▶ _Set task_: Please write out the passage on Theosophy and Spiritualism word for word, from "then the individual, so" to "we may repeat.".

▶ _Article_:
━━━━━━

Even the physicists teach us that the particles composing physical man
are, by evolution, reworked by nature into every variety of inferior physical
form. Why, then, are the Buddhists unphilosophical or even unscientific,
in affirming that the semi-material Skandhas of the astral man (his very
ego, up to the point of final purification) are appropriated to the evolution
of minor astral forms (which, of course, enter into the purely physical
bodies of animals) as fast as he throws them off in his progress toward
Nirvâna? Therefore, we may correctly say, that so long as the disembodied
man is throwing off a single particle of these Skandhas, a portion of him
is being reïncarnated in the bodies of plants and animals. And if he,
the disembodied astral man, be so material that "Demeter" cannot
find even one spark of the Pneuma to carry up to the "divine power,"
then the individual, so to speak, is dissolved, piece by piece, into the
crucible of evolution, or, as the Hindus allegorically illustrate it, he
passes thousands of years in the bodies of impure animals. Here we see how
completely the ancient Greek and Hindu Philosophers, the modern Oriental
schools, and the Theosophists, are ranged on one side, in perfect accord,
and the bright array of "inspirational mediums" and "spirit
guides" stand in perfect discord on the other. Though no two of the
latter, unfortunately, agree as to what is and what is not truth, yet they
do agree with unanimity to antagonize whatever of the teachings of the Philosophers
we may repeat.
Let it not be inferred, though, from this, that I, or any other real
Theosophist, undervalue true spiritual phenomena or philosophy, or that
we do not believe in the communication between mortals and pure Spirits,
any less than we do in communication between bad men and bad Spirits, or
even of good men with bad Spirits under bad conditions. Occultism is the
essence of Spiritualism, while modern or popular Spiritualism I cannot better
characterize than as adulterated unconscious Magic. We go so far as to say
that all the great and noble characters, all the grand geniuses, the poets,
painters, sculptors, musicians, all who have worked at any time for the
realization of their highest ideal, irrespective of selfish ends have
been spiritually inspired; not mediums, as many Spiritualists call them passive
tools in the hands of controlling guides but incarnate, illuminated
souls, working consciously in collaboration with the pure disembodied human
and new-embodied high Planetary Spirits, for the elevation and spiritualization
of mankind. We believe that everything in material life is most intimately
associated with spiritual agencies. As regards physical phenomena and mediumship,
we believe that it is only when the passive medium has given place, or rather
grown into, the conscious mediator, that he discerns between Spirits good
and bad. And we do believe, and know also, that while the incarnate man
(though the highest Adept) cannot vie in potency with the pure disembodied
Spirits, who, freed of all their Skandhas, have become subjective to the
physical senses, yet he can perfectly equal, and can far surpass in the
way of phenomena, mental or physical, the average "Spirit" of
modern mediumship. Believing this, you will perceive that we are better
Spiritualists, in the true acceptation of the word, than so-called Spiritualists,
who, instead of showing the reverence we do to true Spirits Gods debase
the name of Spirit by applying it to the impure, or at best, imperfect beings
who produce the majority of the phenomena.

━━━━━━

▶ _Data_:
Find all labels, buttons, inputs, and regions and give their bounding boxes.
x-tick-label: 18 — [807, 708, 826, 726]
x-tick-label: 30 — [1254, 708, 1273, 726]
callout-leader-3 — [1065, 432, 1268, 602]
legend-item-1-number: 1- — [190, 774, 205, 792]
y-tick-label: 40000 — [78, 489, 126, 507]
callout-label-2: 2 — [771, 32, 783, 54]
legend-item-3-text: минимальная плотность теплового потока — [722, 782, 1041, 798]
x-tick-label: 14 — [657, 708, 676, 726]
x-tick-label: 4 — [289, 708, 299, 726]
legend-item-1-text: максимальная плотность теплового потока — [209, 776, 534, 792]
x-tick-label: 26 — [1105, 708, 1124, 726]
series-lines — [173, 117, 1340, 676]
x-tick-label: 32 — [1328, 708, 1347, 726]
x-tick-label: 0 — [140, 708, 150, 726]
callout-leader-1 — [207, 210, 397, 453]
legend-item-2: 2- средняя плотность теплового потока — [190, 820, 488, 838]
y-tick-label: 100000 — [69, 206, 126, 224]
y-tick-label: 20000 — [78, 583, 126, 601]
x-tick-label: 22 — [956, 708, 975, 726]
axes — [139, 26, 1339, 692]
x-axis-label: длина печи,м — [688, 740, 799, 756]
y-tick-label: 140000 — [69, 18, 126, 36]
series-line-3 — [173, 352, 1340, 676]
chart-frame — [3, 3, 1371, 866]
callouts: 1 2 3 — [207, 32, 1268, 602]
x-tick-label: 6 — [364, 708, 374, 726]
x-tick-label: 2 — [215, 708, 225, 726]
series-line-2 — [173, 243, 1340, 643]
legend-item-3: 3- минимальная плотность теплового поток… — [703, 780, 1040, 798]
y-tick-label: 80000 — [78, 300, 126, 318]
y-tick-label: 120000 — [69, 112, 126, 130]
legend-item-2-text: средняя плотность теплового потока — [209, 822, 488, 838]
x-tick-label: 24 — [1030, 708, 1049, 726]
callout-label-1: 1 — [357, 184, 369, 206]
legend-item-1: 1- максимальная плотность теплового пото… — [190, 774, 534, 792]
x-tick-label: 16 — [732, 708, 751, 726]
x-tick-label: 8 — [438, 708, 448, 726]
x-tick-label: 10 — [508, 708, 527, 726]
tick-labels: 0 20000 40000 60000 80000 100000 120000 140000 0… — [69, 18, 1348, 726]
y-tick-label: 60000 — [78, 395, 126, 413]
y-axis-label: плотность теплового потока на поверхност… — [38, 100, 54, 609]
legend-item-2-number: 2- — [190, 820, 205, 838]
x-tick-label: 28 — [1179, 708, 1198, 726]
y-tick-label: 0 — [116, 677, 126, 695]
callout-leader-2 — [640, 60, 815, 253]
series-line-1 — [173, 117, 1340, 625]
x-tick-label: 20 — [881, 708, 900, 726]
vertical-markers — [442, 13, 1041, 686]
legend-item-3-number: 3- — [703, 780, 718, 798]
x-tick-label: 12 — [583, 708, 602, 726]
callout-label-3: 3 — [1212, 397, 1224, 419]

━━━━━━

▶ _Result of this task_:
then the individual, so to speak, is dissolved, piece by piece, into the
crucible of evolution, or, as the Hindus allegorically illustrate it, he
passes thousands of years in the bodies of impure animals. Here we see how
completely the ancient Greek and Hindu Philosophers, the modern Oriental
schools, and the Theosophists, are ranged on one side, in perfect accord,
and the bright array of "inspirational mediums" and "spirit
guides" stand in perfect discord on the other. Though no two of the
latter, unfortunately, agree as to what is and what is not truth, yet they
do agree with unanimity to antagonize whatever of the teachings of the Philosophers
we may repeat.